What this task involves:
Track down every line below that holds "Holdings" and copy it.

===== Task material =====

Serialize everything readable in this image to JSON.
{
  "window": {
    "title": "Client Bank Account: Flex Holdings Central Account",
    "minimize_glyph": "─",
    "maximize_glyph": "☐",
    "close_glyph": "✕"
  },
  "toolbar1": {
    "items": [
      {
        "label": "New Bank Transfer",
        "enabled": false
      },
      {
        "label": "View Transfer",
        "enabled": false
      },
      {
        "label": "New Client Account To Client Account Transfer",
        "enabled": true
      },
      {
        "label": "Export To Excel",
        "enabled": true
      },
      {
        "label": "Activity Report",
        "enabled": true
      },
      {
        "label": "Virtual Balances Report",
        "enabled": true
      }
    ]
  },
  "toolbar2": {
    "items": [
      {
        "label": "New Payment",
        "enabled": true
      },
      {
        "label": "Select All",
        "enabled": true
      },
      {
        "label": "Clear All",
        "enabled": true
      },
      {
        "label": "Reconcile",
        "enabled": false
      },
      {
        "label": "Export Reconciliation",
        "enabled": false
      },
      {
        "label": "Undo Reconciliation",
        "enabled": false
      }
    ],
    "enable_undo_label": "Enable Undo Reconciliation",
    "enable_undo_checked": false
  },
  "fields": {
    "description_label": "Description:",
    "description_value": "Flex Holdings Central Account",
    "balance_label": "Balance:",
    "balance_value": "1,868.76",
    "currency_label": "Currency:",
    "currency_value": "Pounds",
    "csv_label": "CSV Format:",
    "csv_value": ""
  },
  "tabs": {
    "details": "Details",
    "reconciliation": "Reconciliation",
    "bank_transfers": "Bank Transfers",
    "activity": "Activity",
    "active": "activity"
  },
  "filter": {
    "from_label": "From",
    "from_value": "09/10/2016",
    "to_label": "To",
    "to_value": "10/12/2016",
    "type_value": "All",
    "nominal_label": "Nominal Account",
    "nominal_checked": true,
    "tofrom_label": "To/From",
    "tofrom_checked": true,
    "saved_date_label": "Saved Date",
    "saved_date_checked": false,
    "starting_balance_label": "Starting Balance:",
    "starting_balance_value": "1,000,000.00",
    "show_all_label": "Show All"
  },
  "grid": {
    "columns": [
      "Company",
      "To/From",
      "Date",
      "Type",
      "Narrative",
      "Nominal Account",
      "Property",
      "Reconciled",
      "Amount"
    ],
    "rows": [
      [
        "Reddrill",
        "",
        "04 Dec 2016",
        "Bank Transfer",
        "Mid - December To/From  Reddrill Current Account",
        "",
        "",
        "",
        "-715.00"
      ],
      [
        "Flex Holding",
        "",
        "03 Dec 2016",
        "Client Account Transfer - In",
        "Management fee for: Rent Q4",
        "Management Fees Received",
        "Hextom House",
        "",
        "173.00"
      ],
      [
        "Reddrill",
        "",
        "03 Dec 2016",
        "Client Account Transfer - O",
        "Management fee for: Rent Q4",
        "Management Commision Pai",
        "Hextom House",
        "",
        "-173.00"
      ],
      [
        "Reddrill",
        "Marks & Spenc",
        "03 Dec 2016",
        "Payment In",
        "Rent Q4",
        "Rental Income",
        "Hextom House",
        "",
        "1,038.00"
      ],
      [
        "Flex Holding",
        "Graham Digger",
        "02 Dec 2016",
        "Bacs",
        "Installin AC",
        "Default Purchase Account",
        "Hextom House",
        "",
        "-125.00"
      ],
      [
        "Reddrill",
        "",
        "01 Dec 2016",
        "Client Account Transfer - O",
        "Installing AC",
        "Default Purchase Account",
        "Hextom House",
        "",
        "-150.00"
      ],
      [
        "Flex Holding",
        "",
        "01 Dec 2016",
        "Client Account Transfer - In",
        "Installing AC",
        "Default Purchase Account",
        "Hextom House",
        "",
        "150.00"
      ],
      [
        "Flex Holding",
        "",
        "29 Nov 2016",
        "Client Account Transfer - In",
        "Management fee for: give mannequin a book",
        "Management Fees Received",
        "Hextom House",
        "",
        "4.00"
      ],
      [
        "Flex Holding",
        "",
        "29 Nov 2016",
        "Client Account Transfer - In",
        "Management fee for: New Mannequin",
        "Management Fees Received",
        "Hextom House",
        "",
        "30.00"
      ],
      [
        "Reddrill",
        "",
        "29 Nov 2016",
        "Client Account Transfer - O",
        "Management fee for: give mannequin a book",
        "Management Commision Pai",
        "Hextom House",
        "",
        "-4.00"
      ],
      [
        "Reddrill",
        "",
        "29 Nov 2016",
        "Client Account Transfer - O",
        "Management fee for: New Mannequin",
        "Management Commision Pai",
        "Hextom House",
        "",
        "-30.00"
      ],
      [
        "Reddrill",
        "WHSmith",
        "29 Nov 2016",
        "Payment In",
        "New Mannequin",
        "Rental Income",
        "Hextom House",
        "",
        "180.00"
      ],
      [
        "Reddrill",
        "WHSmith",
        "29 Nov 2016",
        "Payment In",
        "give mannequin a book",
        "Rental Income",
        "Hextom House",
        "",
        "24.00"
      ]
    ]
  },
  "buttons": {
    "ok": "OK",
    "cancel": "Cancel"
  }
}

=====

Exercise solution:
    "title": "Client Bank Account: Flex Holdings Central Account",
    "description_value": "Flex Holdings Central Account",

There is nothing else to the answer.